» Stated goal: Copy out the records in full, word for word, without pictures.

» Records shown:
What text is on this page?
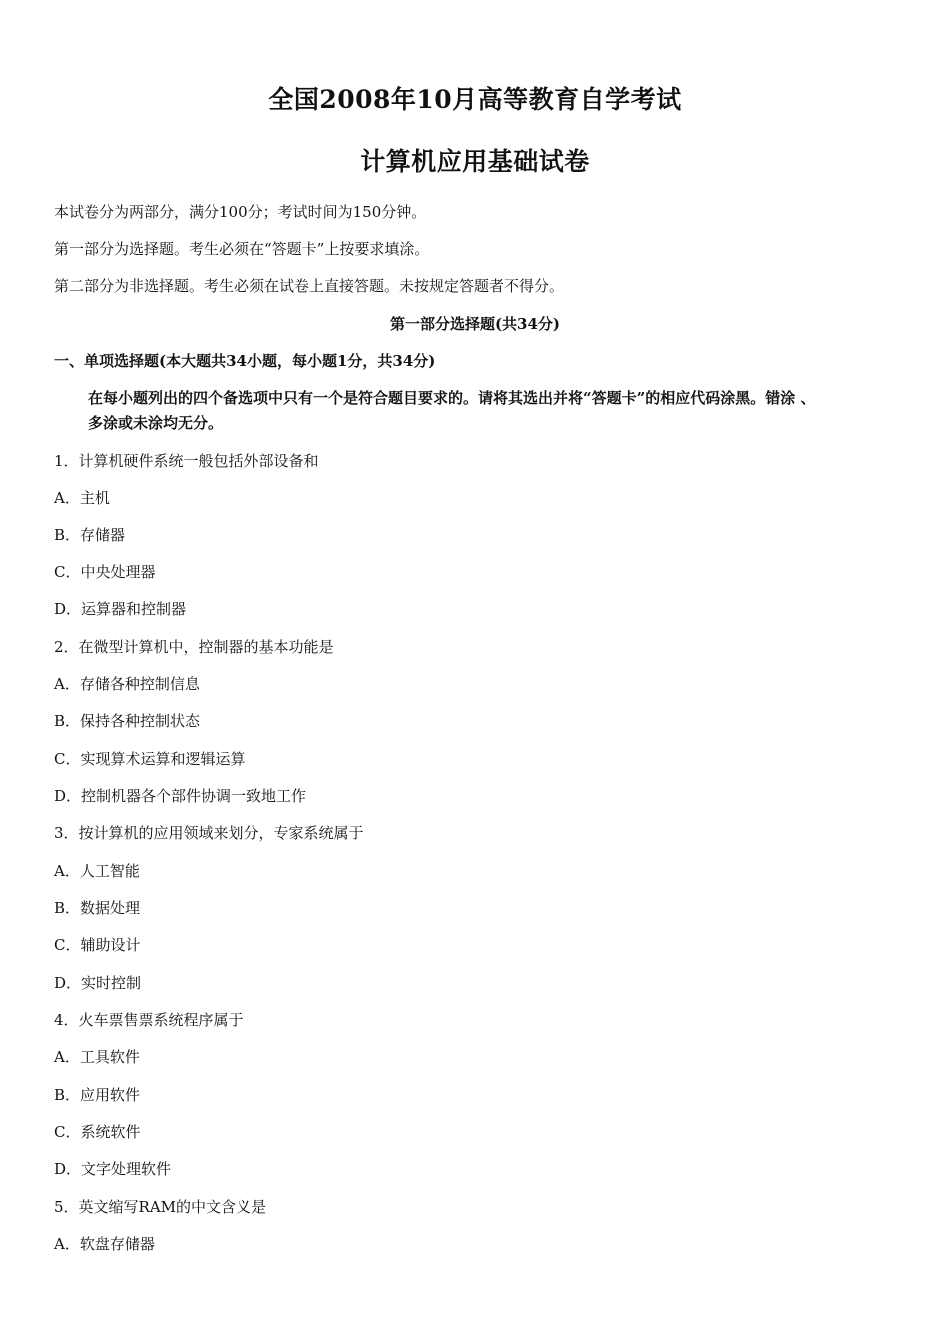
全国2008年10月高等教育自学考试
计算机应用基础试卷
本试卷分为两部分，满分100分；考试时间为150分钟。
第一部分为选择题。考生必须在“答题卡”上按要求填涂。
第二部分为非选择题。考生必须在试卷上直接答题。未按规定答题者不得分。
第一部分选择题(共34分)
一、单项选择题(本大题共34小题，每小题1分，共34分)
在每小题列出的四个备选项中只有一个是符合题目要求的。请将其选出并将“答题卡”的相应代码涂黑。错涂 、
多涂或未涂均无分。
1．计算机硬件系统一般包括外部设备和
A．主机
B．存储器
C．中央处理器
D．运算器和控制器
2．在微型计算机中，控制器的基本功能是
A．存储各种控制信息
B．保持各种控制状态
C．实现算术运算和逻辑运算
D．控制机器各个部件协调一致地工作
3．按计算机的应用领域来划分，专家系统属于
A．人工智能
B．数据处理
C．辅助设计
D．实时控制
4．火车票售票系统程序属于
A．工具软件
B．应用软件
C．系统软件
D．文字处理软件
5．英文缩写RAM的中文含义是
A．软盘存储器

» Result of the exercise:
What text is on this page?
全国2008年10月高等教育自学考试
计算机应用基础试卷
本试卷分为两部分，满分100分；考试时间为150分钟。
第一部分为选择题。考生必须在“答题卡”上按要求填涂。
第二部分为非选择题。考生必须在试卷上直接答题。未按规定答题者不得分。
第一部分选择题(共34分)
一、单项选择题(本大题共34小题，每小题1分，共34分)
在每小题列出的四个备选项中只有一个是符合题目要求的。请将其选出并将“答题卡”的相应代码涂黑。错涂 、
多涂或未涂均无分。
1．计算机硬件系统一般包括外部设备和
A．主机
B．存储器
C．中央处理器
D．运算器和控制器
2．在微型计算机中，控制器的基本功能是
A．存储各种控制信息
B．保持各种控制状态
C．实现算术运算和逻辑运算
D．控制机器各个部件协调一致地工作
3．按计算机的应用领域来划分，专家系统属于
A．人工智能
B．数据处理
C．辅助设计
D．实时控制
4．火车票售票系统程序属于
A．工具软件
B．应用软件
C．系统软件
D．文字处理软件
5．英文缩写RAM的中文含义是
A．软盘存储器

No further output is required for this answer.